(Work instructions) Please work out how many lines in the material contain "传递信息能力" and give only that figure.

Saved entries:

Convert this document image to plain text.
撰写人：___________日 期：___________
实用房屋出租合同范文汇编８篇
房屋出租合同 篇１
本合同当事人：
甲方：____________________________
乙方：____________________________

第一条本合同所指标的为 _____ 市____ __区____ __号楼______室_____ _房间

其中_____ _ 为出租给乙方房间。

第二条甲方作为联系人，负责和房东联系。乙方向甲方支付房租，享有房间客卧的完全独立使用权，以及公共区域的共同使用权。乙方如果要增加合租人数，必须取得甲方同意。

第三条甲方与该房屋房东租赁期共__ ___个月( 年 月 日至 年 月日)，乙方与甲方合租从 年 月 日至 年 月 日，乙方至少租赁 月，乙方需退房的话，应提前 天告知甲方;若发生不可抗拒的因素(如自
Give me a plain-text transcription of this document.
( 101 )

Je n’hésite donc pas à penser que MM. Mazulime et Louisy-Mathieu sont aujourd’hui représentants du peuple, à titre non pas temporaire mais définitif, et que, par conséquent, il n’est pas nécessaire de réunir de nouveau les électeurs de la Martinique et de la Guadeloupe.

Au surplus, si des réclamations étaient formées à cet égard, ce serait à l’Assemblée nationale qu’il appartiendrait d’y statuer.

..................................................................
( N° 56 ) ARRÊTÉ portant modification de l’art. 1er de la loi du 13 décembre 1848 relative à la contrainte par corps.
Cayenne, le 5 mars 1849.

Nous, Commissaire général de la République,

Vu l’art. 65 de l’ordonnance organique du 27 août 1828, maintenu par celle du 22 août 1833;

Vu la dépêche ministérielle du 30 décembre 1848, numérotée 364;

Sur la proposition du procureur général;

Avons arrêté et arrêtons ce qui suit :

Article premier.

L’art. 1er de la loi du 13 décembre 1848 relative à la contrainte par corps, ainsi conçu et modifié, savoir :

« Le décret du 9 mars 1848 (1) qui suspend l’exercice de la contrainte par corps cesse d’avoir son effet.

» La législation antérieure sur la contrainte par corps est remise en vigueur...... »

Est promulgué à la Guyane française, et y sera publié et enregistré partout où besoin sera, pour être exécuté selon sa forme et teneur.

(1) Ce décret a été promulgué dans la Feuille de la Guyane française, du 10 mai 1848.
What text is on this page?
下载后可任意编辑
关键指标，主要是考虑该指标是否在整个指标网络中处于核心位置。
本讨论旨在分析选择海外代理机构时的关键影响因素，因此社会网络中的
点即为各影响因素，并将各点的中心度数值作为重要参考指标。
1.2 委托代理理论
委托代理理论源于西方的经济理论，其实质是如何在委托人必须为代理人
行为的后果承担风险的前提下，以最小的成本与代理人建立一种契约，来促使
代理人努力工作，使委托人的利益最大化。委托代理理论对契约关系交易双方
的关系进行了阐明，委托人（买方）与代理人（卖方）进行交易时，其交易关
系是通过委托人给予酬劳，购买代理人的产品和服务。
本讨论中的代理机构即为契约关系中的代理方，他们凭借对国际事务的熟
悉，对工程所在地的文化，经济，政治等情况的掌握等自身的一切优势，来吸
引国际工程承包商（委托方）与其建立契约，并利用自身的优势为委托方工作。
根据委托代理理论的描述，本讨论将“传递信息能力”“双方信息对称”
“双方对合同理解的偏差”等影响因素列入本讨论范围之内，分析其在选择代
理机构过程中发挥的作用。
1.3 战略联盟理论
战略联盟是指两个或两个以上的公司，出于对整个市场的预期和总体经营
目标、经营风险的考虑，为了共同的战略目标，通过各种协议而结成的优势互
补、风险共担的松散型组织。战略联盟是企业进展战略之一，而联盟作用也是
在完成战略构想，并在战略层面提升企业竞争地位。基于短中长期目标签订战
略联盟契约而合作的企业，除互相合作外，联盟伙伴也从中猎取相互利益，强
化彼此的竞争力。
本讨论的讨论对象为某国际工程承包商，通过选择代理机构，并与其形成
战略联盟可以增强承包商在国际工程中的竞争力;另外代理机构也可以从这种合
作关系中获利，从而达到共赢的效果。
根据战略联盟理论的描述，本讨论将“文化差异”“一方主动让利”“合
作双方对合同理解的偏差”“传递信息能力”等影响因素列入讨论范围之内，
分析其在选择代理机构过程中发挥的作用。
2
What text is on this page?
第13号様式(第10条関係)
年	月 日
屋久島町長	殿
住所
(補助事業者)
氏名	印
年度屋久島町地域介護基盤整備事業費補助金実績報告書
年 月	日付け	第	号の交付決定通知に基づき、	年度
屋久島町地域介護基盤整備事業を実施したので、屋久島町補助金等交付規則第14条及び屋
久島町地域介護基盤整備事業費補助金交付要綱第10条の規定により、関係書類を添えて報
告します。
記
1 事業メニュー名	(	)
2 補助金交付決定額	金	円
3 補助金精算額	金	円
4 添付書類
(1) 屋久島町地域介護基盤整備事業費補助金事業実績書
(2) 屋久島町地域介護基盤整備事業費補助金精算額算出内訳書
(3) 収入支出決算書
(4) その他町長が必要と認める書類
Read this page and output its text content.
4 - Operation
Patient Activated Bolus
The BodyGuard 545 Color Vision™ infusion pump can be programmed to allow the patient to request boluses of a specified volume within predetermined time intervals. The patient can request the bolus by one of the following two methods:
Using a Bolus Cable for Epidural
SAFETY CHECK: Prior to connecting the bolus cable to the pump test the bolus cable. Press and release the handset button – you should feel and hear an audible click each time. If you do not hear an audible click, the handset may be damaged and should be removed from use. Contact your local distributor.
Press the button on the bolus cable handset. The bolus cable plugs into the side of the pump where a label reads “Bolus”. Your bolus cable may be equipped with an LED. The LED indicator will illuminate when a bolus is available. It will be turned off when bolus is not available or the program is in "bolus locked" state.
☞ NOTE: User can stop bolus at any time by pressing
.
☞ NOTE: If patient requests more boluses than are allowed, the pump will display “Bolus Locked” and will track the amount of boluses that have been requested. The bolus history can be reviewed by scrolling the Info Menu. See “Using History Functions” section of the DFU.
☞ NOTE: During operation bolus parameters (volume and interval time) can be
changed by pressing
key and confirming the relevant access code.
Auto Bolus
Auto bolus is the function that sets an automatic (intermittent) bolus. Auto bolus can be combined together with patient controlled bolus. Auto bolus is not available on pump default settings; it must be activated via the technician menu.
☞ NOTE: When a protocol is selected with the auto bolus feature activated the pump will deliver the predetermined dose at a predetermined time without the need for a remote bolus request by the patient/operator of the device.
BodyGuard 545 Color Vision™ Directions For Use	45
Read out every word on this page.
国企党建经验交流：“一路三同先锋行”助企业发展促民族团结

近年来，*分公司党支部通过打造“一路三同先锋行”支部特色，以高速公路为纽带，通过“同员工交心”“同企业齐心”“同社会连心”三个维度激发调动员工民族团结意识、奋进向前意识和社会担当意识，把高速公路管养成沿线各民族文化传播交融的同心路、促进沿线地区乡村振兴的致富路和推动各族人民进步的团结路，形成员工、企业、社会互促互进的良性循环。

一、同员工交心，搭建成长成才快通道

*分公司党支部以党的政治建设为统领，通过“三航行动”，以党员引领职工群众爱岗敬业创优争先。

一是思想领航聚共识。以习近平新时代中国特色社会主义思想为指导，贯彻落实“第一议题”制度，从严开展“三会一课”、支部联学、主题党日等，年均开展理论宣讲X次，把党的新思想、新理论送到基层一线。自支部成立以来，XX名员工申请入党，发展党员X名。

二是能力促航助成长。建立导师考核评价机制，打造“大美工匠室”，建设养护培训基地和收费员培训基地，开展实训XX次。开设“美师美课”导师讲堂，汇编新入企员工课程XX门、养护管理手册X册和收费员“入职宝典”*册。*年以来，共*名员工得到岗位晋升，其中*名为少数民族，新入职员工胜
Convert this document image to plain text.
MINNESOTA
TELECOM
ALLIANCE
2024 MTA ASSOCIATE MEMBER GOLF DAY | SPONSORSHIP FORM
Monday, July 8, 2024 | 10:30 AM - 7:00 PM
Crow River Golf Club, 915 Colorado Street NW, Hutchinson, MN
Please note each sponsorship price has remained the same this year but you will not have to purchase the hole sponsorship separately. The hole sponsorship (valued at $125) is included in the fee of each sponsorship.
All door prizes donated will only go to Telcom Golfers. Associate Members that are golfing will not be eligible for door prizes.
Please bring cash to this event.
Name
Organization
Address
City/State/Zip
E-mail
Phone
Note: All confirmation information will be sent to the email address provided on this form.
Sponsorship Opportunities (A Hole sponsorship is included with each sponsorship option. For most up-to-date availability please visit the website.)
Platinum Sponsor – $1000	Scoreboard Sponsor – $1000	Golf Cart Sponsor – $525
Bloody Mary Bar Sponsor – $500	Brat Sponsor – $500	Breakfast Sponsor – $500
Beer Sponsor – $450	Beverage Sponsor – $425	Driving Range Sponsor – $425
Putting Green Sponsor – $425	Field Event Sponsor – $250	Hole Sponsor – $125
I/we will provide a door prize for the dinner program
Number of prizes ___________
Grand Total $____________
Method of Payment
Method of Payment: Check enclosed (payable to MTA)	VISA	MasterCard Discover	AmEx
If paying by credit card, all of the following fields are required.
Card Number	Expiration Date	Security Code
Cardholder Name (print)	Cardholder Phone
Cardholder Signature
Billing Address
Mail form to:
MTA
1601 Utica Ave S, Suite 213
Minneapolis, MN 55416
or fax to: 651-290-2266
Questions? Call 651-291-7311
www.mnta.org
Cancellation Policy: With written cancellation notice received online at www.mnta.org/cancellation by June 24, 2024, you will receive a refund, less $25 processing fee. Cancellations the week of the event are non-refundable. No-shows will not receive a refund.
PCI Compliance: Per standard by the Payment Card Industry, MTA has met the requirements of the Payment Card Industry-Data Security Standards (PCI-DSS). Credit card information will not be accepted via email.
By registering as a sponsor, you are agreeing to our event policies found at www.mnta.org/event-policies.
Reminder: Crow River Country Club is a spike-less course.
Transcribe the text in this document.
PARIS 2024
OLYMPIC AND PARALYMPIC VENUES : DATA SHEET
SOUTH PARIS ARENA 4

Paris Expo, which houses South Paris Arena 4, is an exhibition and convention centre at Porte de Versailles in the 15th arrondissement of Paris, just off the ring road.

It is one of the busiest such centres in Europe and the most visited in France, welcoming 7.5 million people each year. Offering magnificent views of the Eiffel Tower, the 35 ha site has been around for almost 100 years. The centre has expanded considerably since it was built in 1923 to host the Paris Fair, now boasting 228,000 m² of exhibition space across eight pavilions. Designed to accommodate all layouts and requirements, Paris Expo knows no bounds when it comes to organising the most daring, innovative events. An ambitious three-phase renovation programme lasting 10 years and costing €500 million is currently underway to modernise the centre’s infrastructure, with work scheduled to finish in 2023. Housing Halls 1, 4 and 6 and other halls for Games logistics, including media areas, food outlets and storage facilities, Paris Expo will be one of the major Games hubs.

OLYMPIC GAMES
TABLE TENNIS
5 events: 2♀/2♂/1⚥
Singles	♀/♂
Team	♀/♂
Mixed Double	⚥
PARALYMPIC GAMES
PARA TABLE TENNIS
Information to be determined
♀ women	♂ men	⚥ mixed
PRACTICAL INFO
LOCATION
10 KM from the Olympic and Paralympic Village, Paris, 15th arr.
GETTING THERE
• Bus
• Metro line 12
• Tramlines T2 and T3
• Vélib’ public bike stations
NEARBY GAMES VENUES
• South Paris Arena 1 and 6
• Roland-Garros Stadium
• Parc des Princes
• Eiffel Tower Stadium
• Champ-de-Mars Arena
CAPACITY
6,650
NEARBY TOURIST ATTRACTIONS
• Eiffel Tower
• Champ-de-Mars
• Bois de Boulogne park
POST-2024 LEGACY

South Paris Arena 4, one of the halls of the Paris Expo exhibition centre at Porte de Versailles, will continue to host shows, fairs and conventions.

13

(Right answer) 2